**PROBLEM REQUIREMENTS**
Restate the entries below word for word, omitting nothing.

* * *

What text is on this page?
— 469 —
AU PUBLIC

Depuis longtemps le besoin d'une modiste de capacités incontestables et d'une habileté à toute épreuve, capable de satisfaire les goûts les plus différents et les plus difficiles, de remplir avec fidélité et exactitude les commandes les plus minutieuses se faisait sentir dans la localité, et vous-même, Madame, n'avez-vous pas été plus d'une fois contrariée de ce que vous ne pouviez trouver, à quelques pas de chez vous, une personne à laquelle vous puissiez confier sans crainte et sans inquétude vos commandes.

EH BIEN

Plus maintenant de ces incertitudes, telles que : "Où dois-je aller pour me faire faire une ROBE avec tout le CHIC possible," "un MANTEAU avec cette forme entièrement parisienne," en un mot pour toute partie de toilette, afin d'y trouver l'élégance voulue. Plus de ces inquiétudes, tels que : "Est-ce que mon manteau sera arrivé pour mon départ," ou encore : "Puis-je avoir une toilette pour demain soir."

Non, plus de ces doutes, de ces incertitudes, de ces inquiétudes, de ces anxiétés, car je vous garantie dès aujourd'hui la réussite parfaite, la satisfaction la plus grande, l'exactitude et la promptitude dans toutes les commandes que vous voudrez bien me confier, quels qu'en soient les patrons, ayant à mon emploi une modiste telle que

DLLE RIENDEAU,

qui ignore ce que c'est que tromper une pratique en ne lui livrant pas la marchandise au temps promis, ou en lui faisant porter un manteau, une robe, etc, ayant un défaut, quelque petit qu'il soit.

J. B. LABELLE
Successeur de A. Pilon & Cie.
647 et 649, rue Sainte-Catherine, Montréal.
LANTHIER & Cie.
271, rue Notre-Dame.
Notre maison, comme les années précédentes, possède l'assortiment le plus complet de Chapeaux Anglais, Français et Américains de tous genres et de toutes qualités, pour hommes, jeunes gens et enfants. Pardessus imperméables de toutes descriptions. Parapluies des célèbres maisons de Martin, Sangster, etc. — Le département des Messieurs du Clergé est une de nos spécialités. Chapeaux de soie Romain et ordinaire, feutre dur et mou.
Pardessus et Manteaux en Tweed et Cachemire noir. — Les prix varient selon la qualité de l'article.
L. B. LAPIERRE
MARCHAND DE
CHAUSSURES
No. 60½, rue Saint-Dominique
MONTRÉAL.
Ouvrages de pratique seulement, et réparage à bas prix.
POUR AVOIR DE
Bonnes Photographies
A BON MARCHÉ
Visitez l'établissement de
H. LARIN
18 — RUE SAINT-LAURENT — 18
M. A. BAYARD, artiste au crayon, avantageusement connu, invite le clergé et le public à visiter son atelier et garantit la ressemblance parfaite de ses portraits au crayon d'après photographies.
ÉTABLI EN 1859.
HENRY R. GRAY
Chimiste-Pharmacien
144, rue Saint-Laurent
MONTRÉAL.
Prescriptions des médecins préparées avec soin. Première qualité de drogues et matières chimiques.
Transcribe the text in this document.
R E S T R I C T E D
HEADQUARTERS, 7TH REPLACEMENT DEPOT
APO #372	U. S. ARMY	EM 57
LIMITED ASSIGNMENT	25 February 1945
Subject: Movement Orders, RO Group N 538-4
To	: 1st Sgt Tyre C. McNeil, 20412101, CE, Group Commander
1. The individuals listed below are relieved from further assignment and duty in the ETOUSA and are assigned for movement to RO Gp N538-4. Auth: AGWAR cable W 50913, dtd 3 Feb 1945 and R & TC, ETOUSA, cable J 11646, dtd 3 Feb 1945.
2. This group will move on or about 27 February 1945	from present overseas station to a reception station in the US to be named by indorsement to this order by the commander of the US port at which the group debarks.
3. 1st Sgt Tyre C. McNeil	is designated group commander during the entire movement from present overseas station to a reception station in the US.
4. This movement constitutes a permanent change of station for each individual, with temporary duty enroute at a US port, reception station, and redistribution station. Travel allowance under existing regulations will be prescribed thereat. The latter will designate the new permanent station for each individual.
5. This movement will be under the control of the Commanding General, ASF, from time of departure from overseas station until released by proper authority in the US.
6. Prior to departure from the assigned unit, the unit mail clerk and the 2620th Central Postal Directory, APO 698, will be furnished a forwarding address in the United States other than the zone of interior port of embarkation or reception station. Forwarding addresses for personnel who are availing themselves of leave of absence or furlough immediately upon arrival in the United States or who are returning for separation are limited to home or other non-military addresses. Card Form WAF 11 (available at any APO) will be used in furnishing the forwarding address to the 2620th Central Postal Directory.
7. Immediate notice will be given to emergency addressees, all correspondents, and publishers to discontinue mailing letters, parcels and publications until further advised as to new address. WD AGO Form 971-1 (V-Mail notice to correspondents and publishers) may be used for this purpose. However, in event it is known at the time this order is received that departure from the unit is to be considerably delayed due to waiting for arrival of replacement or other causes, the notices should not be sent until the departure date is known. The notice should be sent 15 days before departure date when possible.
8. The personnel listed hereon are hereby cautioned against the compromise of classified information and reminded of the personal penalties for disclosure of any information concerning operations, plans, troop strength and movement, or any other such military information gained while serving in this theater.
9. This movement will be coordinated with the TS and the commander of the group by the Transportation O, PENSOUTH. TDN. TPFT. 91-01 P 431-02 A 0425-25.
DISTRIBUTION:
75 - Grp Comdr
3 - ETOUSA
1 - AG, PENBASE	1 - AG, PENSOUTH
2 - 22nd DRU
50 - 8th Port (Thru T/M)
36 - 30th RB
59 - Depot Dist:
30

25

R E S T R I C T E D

* * *

**EXPECTED ANSWER**
What text is on this page?
— 469 —
AU PUBLIC

Depuis longtemps le besoin d'une modiste de capacités incontestables et d'une habileté à toute épreuve, capable de satisfaire les goûts les plus différents et les plus difficiles, de remplir avec fidélité et exactitude les commandes les plus minutieuses se faisait sentir dans la localité, et vous-même, Madame, n'avez-vous pas été plus d'une fois contrariée de ce que vous ne pouviez trouver, à quelques pas de chez vous, une personne à laquelle vous puissiez confier sans crainte et sans inquétude vos commandes.

EH BIEN

Plus maintenant de ces incertitudes, telles que : "Où dois-je aller pour me faire faire une ROBE avec tout le CHIC possible," "un MANTEAU avec cette forme entièrement parisienne," en un mot pour toute partie de toilette, afin d'y trouver l'élégance voulue. Plus de ces inquiétudes, tels que : "Est-ce que mon manteau sera arrivé pour mon départ," ou encore : "Puis-je avoir une toilette pour demain soir."

Non, plus de ces doutes, de ces incertitudes, de ces inquiétudes, de ces anxiétés, car je vous garantie dès aujourd'hui la réussite parfaite, la satisfaction la plus grande, l'exactitude et la promptitude dans toutes les commandes que vous voudrez bien me confier, quels qu'en soient les patrons, ayant à mon emploi une modiste telle que

DLLE RIENDEAU,

qui ignore ce que c'est que tromper une pratique en ne lui livrant pas la marchandise au temps promis, ou en lui faisant porter un manteau, une robe, etc, ayant un défaut, quelque petit qu'il soit.

J. B. LABELLE
Successeur de A. Pilon & Cie.
647 et 649, rue Sainte-Catherine, Montréal.
LANTHIER & Cie.
271, rue Notre-Dame.
Notre maison, comme les années précédentes, possède l'assortiment le plus complet de Chapeaux Anglais, Français et Américains de tous genres et de toutes qualités, pour hommes, jeunes gens et enfants. Pardessus imperméables de toutes descriptions. Parapluies des célèbres maisons de Martin, Sangster, etc. — Le département des Messieurs du Clergé est une de nos spécialités. Chapeaux de soie Romain et ordinaire, feutre dur et mou.
Pardessus et Manteaux en Tweed et Cachemire noir. — Les prix varient selon la qualité de l'article.
L. B. LAPIERRE
MARCHAND DE
CHAUSSURES
No. 60½, rue Saint-Dominique
MONTRÉAL.
Ouvrages de pratique seulement, et réparage à bas prix.
POUR AVOIR DE
Bonnes Photographies
A BON MARCHÉ
Visitez l'établissement de
H. LARIN
18 — RUE SAINT-LAURENT — 18
M. A. BAYARD, artiste au crayon, avantageusement connu, invite le clergé et le public à visiter son atelier et garantit la ressemblance parfaite de ses portraits au crayon d'après photographies.
ÉTABLI EN 1859.
HENRY R. GRAY
Chimiste-Pharmacien
144, rue Saint-Laurent
MONTRÉAL.
Prescriptions des médecins préparées avec soin. Première qualité de drogues et matières chimiques.
Transcribe the text in this document.
R E S T R I C T E D
HEADQUARTERS, 7TH REPLACEMENT DEPOT
APO #372	U. S. ARMY	EM 57
LIMITED ASSIGNMENT	25 February 1945
Subject: Movement Orders, RO Group N 538-4
To	: 1st Sgt Tyre C. McNeil, 20412101, CE, Group Commander
1. The individuals listed below are relieved from further assignment and duty in the ETOUSA and are assigned for movement to RO Gp N538-4. Auth: AGWAR cable W 50913, dtd 3 Feb 1945 and R & TC, ETOUSA, cable J 11646, dtd 3 Feb 1945.
2. This group will move on or about 27 February 1945	from present overseas station to a reception station in the US to be named by indorsement to this order by the commander of the US port at which the group debarks.
3. 1st Sgt Tyre C. McNeil	is designated group commander during the entire movement from present overseas station to a reception station in the US.
4. This movement constitutes a permanent change of station for each individual, with temporary duty enroute at a US port, reception station, and redistribution station. Travel allowance under existing regulations will be prescribed thereat. The latter will designate the new permanent station for each individual.
5. This movement will be under the control of the Commanding General, ASF, from time of departure from overseas station until released by proper authority in the US.
6. Prior to departure from the assigned unit, the unit mail clerk and the 2620th Central Postal Directory, APO 698, will be furnished a forwarding address in the United States other than the zone of interior port of embarkation or reception station. Forwarding addresses for personnel who are availing themselves of leave of absence or furlough immediately upon arrival in the United States or who are returning for separation are limited to home or other non-military addresses. Card Form WAF 11 (available at any APO) will be used in furnishing the forwarding address to the 2620th Central Postal Directory.
7. Immediate notice will be given to emergency addressees, all correspondents, and publishers to discontinue mailing letters, parcels and publications until further advised as to new address. WD AGO Form 971-1 (V-Mail notice to correspondents and publishers) may be used for this purpose. However, in event it is known at the time this order is received that departure from the unit is to be considerably delayed due to waiting for arrival of replacement or other causes, the notices should not be sent until the departure date is known. The notice should be sent 15 days before departure date when possible.
8. The personnel listed hereon are hereby cautioned against the compromise of classified information and reminded of the personal penalties for disclosure of any information concerning operations, plans, troop strength and movement, or any other such military information gained while serving in this theater.
9. This movement will be coordinated with the TS and the commander of the group by the Transportation O, PENSOUTH. TDN. TPFT. 91-01 P 431-02 A 0425-25.
DISTRIBUTION:
75 - Grp Comdr
3 - ETOUSA
1 - AG, PENBASE	1 - AG, PENSOUTH
2 - 22nd DRU
50 - 8th Port (Thru T/M)
36 - 30th RB
59 - Depot Dist:
30

25

R E S T R I C T E D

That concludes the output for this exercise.